# [VORGEGEBENER TEXT]
__________

Moers. Ein frei laufender Kangal hat in Moers einen anderen Hund attackiert. Nun ist das verletzte Tier an den Folgen gestorben. So wird ermittelt.
Für Ulrike Albrecht und ihren Hund Fronzi sollte der Spaziergang entlang des Bahndamms an der Essenberger Straße am 9. Februar die letzte gemeinsame Gassirunde werden. Dort schnellte der Moerserin und ihrem Vierbeiner plötzlich ein aggressiver Herdenschutzhund entgegen. Von einem Halter oder gar einer Leine fehlte jede Spur. „Ich konnte gar nicht so schnell reagieren, da hat sich der Kangal schon in meinem Fronzi festgebissen“, schilderte Ulrike Albrecht noch am darauffolgenden Dienstag im Gespräch mit der Redaktion. Sechs Tage später ist ihr Hund an den Folgen des Bisses verstorben.
Weder durch Schreie, noch durch Wegschubsen ließ sich der frei laufende Kangal von seinem Angriff auf den 14-jährigen Chihuahua-Golden Retriever-Mix abbringen. Erst nachdem eine Anwohnerin ob des Lärms auf der Straße ihre Tür aufgerissen hatte, konnte sich der 10-Kilo-Hund aus dem Biss lösen und in das Wohnhaus fliehen. „Das ganze Fell an seinem Rücken war aufgerissen“, beschreibt Albrecht. Dies belegt sie anhand einer Reihe von Bildern, die ihren Fronzi nach der Attacke zeigen. Unsere Redaktion hat sich aufgrund der erkennbaren Brutalität gegen eine Veröffentlichung der Fotos entschieden.

__________

# [MATERIAL]
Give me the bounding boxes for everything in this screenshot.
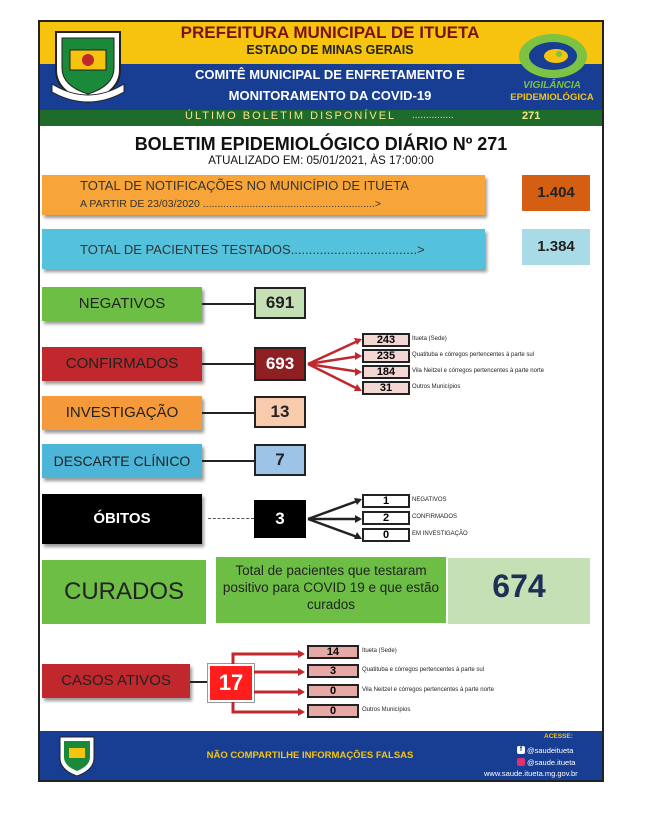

__________

# [AUFGABEN]
1. Wie alt war Fronzi laut dem Bericht über den Kangal-Angriff in Moers?
2. Führe den Bericht über den Kangal-Angriff in Moers nach seinem letzten Satz weiter.

# [ANTWORTEN]
1. Fronzi war 14 Jahre alt.

2.
Polizei sagt: Kangal-Angriff in Moers ist nicht strafbar
„Der Schock sitzt tief, auch bei meinem Hund“, sagte die Halterin noch vor dessen Tod. In der Tierklinik wurde das geschädigte Tier an den Tropf gehängt, geröntgt und zwei Stunden lang operiert. Kostenpunkt: 700 Euro. Bei einer Folgeuntersuchung fiel dann auf, dass Fronzi noch einmal operiert werden müsste. Mit Blick auf das fortgeschrittene Alter des Mischlings fällte Ulrike Albrecht am heutigen Montag die Entscheidung, ihren Vierbeiner einzuschläfern.
Auch wenn es ihren geliebten Begleiter nicht zurückbringen wird, will Ulrike Albrecht nun für die Gerechtigkeit kämpfen. Für sie bedeutet das eine Strafe für den Halter, der seinen Herdenschutzhund aus den Augen gelassen hat. Das Problem: Die Polizei will ihre Anzeige nicht aufnehmen, wie die Moerserin berichtet. Zunächst sei ihr mitgeteilt worden, dass es sich um eine Sachbeschädigung handele. Zudem hätte sich der (zum Zeitpunkt des Angriffs gar nicht anwesende) Halter des Kangals nur dann strafbar gemacht, wenn dieser seinen Hund aktiv auf ein anderes Tier gehetzt hätte. Dazu sagt die Kreispolizeibehörde in Wesel auf Nachfrage: „Nach hiesiger Einschätzung handelt es sich in dem beschriebenen Vorfall um eine fahrlässige Sachbeschädigung. Diese ist nicht strafbar und kann auf Antrag zivilrechtlich verfolgt werden“, teilt Pressesprecher Peter Reuters mit.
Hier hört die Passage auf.